* **Document passage**:

┄┄┄┄┄┄

AuthorLaird, Robert

INTRODUCTION 573 I. BACKGROUND 574 A. Unique Characteristics of Juvenile Agency and Competency 574 1. Dependency and Childhood 575 2. Adolescent Offenders as Limited Legal Actors 576 3. Juvenile Justice and Mental Illness 578 B. Traditional Goals of Juvenile Justice and Theories of Punishment 580 1. Retributivism and Youth Offenders 580 2. Societal Deterrence and Recidivism 581 3. Rehabilitation, Education, Treatment, and Diversion. 583 II. ANALYSIS 584 A. Juvenile Incarceration Models Internationally and in the United States 585 1. The Council of Europe and its Member States 585 a. The Council of Europe and the ECHR 585 b. The United Kingdom 588 c. Scandinavia 589 d. Turkey and "Open Prisons" 591 2. The Organization of American States and Latin America 592 a. The IACHR and the IACtHR 592 b. Mexico and Oaxaca 594 3. The United States 595 B. The Proper Juvenile Incarceration Model for the United States 597 1. A Responsible Minimum Age of Criminal Responsibility 598 2. A Tiered Approach 599 3. Minimizing Incarceration 600 4. Diversion 601 5. Reimagined Juvenile Detention Centers 601 III. CONCLUSION 602 INTRODUCTION

In 1989, the United Nations adopted the Convention on the Rights of the Child (CRC) and it has been adopted with "global support" by almost every country in the world. (1) Article 37(b) of the CRC establishes broad guidelines for the incarceration and detention of juvenile offenders and provides that the "arrest, detention or imprisonment of a child... shall be used only as a measure of last resort and for the shortest appropriate period of time." (2) This has led to the reformation of juvenile justice systems throughout the world, including in Europe and Latin America, (3) as countries have modeled their systems to comply with the CRC. It has also led the European Court of Human Rights (ECHR), the Inter-American Commission on Human Rights (IACHR), and the Inter-American Court of Human Rights (IACtHR) to develop jurisprudence that reflects the rehabilitative goals of juvenile justice and the semi-autonomous nature of adolescents. (4) However, although it played a major role in drafting the CRC, the United States has yet to sign the Convention and has not taken steps to ensure that its juvenile justice system complies with the values enumerated in the CRC. (5) Without pressure to adhere to the standards set forth in the CRC, states within the United States have continued to administer primarily retributive juvenile criminal justice systems that do not embody established international norms.

┄┄┄┄┄┄

* **Required work**:
Answer these questions from the juvenile justice article above:
(a) In what year did the United Nations adopt the Convention on the Rights of the Child?
(b) Which article of that Convention sets broad guidelines for the incarceration and detention of juvenile offenders?
(c) According to the outline at the start of the article, which country is discussed together with "Open Prisons"?

┄┄┄┄┄┄

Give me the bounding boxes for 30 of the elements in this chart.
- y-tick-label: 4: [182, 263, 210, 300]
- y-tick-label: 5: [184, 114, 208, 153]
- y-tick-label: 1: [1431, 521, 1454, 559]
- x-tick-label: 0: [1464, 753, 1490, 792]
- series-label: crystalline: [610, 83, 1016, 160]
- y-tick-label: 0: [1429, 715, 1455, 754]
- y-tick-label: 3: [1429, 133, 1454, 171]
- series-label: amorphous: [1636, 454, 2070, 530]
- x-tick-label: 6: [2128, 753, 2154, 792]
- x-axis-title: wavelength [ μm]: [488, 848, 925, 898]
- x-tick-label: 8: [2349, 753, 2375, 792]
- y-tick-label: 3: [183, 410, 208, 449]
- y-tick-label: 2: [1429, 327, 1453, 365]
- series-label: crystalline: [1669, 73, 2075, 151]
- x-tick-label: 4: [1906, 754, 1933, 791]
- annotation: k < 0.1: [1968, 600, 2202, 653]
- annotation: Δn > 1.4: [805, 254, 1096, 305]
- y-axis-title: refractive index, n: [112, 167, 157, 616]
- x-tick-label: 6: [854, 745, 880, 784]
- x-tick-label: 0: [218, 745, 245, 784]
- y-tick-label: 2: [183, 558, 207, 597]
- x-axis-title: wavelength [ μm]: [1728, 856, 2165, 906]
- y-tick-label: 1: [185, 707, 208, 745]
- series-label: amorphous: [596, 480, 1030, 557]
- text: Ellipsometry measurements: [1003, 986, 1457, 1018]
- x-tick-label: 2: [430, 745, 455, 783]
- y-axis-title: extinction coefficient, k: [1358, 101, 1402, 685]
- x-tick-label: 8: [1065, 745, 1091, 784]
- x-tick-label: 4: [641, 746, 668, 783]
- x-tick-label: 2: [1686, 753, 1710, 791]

┄┄┄┄┄┄

* **Problem solution**:
(a) 1989
(b) Article 37(b)
(c) Turkey